> WHAT IS ASKED: Identify the lines holding "name" and copy them.

## start GIVEN RECORDS

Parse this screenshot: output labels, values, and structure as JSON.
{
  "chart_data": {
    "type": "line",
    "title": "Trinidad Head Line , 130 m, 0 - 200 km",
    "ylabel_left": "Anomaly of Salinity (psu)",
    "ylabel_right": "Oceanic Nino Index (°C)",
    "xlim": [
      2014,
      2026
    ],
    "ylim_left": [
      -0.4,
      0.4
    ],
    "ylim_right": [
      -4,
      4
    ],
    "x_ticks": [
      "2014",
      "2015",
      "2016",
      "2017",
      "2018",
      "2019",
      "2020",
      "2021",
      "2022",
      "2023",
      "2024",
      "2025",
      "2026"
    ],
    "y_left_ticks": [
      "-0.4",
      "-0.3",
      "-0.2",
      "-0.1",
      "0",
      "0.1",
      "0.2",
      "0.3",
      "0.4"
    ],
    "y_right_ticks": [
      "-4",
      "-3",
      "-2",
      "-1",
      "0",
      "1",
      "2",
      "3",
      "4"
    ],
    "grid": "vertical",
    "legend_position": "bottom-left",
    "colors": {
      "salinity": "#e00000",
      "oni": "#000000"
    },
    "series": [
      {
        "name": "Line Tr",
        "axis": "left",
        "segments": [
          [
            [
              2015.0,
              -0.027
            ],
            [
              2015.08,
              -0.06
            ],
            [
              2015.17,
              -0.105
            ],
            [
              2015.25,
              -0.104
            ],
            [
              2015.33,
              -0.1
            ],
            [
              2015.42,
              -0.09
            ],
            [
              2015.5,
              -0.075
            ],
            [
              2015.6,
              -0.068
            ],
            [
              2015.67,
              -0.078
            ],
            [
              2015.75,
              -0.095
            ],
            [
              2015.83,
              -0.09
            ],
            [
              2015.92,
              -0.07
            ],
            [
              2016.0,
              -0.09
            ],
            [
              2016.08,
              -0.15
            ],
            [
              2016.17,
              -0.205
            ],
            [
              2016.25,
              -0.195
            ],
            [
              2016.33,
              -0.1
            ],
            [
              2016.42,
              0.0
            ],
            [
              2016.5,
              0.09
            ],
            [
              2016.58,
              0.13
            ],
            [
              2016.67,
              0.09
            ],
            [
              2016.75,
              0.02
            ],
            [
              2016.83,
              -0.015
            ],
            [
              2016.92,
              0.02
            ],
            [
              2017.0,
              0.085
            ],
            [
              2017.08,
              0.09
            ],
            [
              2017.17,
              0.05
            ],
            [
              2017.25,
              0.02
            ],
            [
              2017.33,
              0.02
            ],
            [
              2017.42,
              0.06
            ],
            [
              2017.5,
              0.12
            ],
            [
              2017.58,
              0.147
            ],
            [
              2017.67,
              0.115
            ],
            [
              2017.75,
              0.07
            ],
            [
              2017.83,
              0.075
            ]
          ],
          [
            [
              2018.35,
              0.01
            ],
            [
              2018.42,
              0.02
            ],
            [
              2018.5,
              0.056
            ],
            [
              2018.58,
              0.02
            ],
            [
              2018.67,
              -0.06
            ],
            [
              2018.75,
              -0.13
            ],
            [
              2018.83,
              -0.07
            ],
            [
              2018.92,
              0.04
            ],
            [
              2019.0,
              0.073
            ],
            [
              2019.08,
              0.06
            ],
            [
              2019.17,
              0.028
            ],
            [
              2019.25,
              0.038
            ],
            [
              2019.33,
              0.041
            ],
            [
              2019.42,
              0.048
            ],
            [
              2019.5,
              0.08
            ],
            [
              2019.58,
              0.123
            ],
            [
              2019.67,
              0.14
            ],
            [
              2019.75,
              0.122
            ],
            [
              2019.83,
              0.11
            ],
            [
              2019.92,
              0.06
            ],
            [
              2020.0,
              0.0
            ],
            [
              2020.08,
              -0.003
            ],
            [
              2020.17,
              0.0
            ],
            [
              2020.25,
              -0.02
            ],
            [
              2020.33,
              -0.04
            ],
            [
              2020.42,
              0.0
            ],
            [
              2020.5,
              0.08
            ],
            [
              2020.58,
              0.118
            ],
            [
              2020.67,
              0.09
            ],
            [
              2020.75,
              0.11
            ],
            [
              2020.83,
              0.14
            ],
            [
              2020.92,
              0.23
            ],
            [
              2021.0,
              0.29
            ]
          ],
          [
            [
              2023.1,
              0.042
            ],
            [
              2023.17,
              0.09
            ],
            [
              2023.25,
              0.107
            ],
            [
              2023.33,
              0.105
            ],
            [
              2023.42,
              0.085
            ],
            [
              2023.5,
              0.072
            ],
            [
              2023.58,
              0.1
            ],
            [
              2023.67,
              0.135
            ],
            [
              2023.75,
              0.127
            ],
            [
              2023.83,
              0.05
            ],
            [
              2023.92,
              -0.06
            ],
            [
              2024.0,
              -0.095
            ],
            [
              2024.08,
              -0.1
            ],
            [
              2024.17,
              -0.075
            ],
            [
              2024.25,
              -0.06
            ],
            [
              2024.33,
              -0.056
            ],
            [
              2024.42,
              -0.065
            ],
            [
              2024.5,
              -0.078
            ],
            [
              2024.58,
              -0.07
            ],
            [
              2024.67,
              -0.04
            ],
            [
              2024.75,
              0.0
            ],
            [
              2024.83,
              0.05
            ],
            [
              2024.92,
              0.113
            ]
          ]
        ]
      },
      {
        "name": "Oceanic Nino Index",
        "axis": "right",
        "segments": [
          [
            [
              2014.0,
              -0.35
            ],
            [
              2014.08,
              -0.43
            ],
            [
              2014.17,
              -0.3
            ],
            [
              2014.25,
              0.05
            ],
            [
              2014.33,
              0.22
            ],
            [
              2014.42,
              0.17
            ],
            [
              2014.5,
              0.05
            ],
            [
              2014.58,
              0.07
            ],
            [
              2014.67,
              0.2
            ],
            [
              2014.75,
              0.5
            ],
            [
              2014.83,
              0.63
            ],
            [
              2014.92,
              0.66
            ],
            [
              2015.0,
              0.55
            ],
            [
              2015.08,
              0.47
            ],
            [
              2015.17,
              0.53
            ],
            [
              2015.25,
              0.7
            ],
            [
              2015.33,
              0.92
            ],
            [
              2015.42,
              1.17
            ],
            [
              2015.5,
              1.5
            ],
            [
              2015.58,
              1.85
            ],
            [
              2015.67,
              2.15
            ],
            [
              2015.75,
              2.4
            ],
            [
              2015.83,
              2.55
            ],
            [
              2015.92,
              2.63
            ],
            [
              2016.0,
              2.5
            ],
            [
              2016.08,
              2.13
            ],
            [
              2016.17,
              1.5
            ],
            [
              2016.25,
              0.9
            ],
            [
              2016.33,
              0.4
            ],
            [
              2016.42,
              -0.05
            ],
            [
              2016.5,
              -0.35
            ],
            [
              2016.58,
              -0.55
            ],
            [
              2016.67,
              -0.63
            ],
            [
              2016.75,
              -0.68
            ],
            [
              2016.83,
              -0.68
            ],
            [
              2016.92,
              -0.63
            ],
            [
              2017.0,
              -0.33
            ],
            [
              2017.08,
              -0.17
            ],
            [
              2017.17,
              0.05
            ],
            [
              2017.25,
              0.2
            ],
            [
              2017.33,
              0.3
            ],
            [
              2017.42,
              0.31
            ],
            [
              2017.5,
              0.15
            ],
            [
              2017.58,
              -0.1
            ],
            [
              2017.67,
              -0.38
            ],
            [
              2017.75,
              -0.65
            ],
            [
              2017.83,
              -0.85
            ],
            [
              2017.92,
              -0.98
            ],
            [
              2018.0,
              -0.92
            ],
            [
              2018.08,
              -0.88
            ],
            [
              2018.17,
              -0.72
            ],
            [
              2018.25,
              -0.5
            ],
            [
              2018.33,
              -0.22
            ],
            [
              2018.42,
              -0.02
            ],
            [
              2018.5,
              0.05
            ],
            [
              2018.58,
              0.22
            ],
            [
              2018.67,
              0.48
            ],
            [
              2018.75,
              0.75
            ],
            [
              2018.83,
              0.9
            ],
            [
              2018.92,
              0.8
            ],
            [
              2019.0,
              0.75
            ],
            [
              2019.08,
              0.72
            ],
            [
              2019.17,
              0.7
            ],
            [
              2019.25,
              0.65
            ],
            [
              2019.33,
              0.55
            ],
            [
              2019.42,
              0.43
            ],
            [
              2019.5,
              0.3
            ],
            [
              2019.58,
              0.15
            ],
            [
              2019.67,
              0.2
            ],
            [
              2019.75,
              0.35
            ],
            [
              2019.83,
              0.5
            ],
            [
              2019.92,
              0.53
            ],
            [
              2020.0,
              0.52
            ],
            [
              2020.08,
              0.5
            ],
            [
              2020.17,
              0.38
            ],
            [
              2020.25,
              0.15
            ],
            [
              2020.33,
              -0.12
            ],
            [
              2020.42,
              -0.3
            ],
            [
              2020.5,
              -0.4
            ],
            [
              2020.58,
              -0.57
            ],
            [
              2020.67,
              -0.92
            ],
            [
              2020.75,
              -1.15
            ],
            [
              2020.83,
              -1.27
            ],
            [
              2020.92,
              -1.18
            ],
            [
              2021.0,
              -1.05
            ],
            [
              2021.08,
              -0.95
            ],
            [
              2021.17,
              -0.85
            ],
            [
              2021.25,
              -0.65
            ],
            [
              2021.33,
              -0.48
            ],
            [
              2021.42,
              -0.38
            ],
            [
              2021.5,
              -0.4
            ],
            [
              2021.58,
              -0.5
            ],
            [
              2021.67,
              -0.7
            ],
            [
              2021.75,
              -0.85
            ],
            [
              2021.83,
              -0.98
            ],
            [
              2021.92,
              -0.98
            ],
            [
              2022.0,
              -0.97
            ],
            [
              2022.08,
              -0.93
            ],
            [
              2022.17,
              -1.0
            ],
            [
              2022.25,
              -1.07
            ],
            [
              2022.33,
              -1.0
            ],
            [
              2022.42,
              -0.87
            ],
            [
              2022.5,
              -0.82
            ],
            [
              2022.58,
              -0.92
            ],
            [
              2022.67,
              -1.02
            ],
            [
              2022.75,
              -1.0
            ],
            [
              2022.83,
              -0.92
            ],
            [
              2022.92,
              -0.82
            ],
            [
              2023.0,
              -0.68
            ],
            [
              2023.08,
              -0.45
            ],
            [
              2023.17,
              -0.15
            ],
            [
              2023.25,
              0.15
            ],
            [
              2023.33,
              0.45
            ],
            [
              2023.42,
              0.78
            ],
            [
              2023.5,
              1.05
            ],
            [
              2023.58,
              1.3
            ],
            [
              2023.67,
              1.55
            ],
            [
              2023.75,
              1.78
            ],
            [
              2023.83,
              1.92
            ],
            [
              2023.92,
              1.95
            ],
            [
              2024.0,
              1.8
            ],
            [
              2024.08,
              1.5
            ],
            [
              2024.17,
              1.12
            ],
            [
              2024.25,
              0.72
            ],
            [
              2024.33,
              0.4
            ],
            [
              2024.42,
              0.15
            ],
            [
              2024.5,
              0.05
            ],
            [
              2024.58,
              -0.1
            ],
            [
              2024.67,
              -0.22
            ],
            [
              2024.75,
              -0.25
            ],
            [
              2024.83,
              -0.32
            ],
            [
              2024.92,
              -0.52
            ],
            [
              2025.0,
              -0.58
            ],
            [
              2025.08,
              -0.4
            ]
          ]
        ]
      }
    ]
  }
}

## end GIVEN RECORDS

> FULL ANSWER:
        "name": "Line Tr",
        "name": "Oceanic Nino Index",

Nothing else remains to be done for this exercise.